TASK OBJECTIVE >> From the entries that follow, list every line in which the string "kind" appears.

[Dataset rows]
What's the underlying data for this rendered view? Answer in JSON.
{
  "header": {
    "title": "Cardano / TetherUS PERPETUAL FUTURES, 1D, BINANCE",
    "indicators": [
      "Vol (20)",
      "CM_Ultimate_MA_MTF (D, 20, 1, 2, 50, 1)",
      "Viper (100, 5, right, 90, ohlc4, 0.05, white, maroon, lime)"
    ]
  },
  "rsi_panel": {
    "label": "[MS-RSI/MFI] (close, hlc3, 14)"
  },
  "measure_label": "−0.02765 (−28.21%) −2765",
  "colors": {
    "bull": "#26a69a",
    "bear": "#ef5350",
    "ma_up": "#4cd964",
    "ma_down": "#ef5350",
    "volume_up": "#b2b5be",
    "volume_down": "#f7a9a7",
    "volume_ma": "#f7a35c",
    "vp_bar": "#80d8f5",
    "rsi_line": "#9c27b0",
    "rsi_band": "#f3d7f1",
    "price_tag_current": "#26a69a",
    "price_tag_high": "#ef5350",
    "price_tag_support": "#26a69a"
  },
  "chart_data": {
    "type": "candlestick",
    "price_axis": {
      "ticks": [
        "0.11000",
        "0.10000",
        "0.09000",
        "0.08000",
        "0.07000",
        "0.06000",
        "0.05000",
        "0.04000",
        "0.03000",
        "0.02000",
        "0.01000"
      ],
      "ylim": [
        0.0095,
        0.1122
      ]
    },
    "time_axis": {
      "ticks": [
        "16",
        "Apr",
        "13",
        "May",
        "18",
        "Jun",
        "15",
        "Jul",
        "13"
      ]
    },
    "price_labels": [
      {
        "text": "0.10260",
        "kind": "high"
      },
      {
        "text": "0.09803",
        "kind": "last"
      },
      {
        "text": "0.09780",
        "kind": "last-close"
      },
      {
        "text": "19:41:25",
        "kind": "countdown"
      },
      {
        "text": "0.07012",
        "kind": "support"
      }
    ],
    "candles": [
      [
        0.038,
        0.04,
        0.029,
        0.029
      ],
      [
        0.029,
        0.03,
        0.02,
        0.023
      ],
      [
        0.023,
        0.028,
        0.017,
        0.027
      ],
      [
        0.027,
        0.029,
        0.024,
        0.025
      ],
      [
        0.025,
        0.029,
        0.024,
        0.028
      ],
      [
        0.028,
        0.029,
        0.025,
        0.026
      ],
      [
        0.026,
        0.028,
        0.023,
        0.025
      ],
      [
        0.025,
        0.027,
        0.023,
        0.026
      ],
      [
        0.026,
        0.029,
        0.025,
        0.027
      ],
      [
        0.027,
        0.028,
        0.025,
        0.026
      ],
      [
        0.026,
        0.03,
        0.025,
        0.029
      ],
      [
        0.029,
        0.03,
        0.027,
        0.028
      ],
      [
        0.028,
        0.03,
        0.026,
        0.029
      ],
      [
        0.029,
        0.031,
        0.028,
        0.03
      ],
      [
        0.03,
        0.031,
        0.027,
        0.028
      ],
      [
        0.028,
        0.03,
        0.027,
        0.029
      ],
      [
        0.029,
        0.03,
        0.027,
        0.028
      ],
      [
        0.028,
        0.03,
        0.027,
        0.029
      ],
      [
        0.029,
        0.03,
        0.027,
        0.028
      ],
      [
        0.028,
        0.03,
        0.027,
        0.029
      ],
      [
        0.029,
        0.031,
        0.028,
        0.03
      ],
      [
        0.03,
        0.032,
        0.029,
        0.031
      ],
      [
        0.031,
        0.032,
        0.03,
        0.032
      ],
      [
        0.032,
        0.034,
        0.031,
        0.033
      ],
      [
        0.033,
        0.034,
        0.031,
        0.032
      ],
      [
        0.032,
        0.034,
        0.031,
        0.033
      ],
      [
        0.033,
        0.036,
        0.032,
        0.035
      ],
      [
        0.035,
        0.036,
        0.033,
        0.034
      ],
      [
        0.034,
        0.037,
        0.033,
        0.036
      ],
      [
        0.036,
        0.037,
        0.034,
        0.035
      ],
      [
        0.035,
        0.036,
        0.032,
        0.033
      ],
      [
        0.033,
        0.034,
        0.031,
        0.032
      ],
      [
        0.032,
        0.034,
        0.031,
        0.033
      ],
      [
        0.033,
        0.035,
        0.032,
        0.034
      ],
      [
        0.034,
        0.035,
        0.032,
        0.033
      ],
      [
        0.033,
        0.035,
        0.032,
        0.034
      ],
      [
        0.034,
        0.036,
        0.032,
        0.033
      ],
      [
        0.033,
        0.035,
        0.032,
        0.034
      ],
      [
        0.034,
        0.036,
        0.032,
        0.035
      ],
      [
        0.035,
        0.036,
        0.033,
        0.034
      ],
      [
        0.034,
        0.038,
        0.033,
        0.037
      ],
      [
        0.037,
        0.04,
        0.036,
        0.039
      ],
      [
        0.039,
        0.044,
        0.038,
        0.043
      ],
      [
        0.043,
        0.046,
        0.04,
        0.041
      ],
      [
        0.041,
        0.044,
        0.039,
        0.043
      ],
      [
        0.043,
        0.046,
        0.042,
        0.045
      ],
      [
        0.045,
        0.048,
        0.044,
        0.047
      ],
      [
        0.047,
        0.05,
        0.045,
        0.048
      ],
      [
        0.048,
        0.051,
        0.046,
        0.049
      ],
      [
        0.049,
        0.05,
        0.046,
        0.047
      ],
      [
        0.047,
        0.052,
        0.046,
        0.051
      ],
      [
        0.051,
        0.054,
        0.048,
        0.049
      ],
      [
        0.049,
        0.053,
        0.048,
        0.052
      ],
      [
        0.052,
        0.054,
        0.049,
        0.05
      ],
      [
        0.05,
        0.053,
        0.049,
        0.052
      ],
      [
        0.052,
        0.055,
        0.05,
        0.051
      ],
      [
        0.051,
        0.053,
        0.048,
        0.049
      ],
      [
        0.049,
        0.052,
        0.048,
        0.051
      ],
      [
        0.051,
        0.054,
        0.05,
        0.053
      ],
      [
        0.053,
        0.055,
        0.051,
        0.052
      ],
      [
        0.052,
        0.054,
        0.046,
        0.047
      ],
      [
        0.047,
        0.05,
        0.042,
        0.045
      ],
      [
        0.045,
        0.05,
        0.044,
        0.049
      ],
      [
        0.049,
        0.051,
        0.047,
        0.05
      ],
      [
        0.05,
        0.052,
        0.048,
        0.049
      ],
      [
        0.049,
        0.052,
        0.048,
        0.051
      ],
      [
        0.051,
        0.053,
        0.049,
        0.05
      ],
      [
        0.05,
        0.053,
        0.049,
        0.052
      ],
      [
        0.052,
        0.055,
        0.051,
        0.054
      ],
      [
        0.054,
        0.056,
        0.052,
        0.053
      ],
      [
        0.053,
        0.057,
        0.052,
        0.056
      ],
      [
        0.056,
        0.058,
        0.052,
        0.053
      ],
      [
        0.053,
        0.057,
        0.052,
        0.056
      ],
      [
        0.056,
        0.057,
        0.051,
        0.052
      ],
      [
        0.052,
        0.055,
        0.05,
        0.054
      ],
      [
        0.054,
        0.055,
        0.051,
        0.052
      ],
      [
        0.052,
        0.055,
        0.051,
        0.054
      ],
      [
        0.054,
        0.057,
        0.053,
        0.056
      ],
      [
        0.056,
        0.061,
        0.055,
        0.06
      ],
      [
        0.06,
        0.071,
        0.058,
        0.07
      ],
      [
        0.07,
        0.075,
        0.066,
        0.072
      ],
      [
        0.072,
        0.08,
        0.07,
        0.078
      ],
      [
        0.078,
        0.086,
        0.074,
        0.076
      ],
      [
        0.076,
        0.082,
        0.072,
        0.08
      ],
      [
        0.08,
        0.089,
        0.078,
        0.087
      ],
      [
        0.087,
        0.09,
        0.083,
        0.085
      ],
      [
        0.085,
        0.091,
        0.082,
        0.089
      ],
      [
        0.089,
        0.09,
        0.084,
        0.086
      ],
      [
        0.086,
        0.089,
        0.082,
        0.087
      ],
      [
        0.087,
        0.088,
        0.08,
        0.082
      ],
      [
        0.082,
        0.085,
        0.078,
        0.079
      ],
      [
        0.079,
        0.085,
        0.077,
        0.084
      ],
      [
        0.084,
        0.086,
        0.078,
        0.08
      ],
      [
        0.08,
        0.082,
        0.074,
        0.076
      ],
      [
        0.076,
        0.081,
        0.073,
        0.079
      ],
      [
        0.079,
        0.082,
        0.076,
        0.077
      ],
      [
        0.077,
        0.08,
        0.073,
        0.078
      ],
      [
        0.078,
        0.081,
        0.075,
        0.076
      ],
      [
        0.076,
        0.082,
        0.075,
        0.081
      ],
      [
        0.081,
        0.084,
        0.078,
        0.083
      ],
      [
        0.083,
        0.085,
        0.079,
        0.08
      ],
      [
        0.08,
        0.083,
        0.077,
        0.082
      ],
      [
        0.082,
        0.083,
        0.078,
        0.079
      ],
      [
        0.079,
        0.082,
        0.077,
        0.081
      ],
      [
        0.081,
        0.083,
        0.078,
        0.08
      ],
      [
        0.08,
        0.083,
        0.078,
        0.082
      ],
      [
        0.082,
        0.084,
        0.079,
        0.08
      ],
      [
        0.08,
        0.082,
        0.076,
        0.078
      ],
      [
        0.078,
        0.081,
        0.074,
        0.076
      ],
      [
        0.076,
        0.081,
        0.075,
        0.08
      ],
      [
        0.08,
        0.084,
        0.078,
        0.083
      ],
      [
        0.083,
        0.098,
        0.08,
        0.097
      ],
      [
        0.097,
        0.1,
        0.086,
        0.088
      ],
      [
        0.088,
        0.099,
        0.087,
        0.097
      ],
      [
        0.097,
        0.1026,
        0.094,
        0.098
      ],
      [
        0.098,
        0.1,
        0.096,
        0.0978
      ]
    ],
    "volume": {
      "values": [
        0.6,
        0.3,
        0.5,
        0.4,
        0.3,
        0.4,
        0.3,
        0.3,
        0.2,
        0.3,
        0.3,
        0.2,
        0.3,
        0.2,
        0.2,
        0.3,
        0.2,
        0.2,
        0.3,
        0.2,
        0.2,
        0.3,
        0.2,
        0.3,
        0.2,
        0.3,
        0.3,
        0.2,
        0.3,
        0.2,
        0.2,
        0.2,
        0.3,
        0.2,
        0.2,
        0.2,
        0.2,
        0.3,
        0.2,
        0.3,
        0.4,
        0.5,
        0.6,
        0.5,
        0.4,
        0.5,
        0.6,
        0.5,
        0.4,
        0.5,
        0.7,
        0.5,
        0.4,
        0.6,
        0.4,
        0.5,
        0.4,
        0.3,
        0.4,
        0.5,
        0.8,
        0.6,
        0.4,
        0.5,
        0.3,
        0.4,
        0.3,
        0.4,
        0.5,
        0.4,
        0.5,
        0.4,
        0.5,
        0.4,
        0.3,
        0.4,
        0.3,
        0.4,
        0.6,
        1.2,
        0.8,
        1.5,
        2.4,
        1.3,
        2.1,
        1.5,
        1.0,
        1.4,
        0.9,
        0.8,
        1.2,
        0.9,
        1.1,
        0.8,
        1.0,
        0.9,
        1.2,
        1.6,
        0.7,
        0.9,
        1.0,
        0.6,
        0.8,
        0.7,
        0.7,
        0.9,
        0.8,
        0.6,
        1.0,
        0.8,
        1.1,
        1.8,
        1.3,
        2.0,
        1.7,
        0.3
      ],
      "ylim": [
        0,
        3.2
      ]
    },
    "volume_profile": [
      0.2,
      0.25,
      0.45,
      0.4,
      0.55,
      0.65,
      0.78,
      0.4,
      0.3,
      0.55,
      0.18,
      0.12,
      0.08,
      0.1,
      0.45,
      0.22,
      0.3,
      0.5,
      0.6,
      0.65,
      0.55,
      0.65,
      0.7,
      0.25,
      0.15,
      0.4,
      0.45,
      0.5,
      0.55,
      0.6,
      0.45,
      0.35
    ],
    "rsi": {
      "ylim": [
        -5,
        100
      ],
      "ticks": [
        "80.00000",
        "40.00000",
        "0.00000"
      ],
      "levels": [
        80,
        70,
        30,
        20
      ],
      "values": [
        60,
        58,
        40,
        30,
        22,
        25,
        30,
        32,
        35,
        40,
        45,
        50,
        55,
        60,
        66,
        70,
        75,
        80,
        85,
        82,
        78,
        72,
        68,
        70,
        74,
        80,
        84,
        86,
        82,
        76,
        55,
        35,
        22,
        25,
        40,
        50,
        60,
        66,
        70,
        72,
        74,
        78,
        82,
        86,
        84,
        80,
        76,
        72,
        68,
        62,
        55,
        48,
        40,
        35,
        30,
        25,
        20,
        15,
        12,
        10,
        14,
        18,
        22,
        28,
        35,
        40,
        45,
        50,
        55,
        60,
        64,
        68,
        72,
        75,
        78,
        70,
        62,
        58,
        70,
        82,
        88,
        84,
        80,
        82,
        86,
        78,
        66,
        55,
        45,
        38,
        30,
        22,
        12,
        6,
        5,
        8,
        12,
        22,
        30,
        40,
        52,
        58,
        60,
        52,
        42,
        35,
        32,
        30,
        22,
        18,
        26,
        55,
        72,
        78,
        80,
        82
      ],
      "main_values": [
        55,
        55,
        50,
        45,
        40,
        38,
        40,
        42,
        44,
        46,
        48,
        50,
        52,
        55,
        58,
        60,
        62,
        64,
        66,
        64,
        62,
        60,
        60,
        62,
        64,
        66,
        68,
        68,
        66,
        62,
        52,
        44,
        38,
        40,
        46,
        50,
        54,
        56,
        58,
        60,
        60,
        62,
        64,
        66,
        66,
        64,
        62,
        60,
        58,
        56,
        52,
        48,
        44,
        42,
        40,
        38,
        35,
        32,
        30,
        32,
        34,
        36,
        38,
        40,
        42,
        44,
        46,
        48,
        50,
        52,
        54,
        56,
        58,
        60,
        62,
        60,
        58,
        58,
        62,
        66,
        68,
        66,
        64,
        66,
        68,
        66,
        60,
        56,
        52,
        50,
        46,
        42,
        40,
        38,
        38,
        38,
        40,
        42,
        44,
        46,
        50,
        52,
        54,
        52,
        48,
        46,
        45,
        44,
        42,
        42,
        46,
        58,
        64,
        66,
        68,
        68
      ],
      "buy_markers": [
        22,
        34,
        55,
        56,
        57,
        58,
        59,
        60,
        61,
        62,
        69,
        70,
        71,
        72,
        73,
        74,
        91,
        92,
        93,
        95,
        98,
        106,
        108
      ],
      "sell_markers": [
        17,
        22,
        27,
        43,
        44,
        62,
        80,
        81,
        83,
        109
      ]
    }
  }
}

RESULT OF THE TASK >>
        "kind": "high"
        "kind": "last"
        "kind": "last-close"
        "kind": "countdown"
        "kind": "support"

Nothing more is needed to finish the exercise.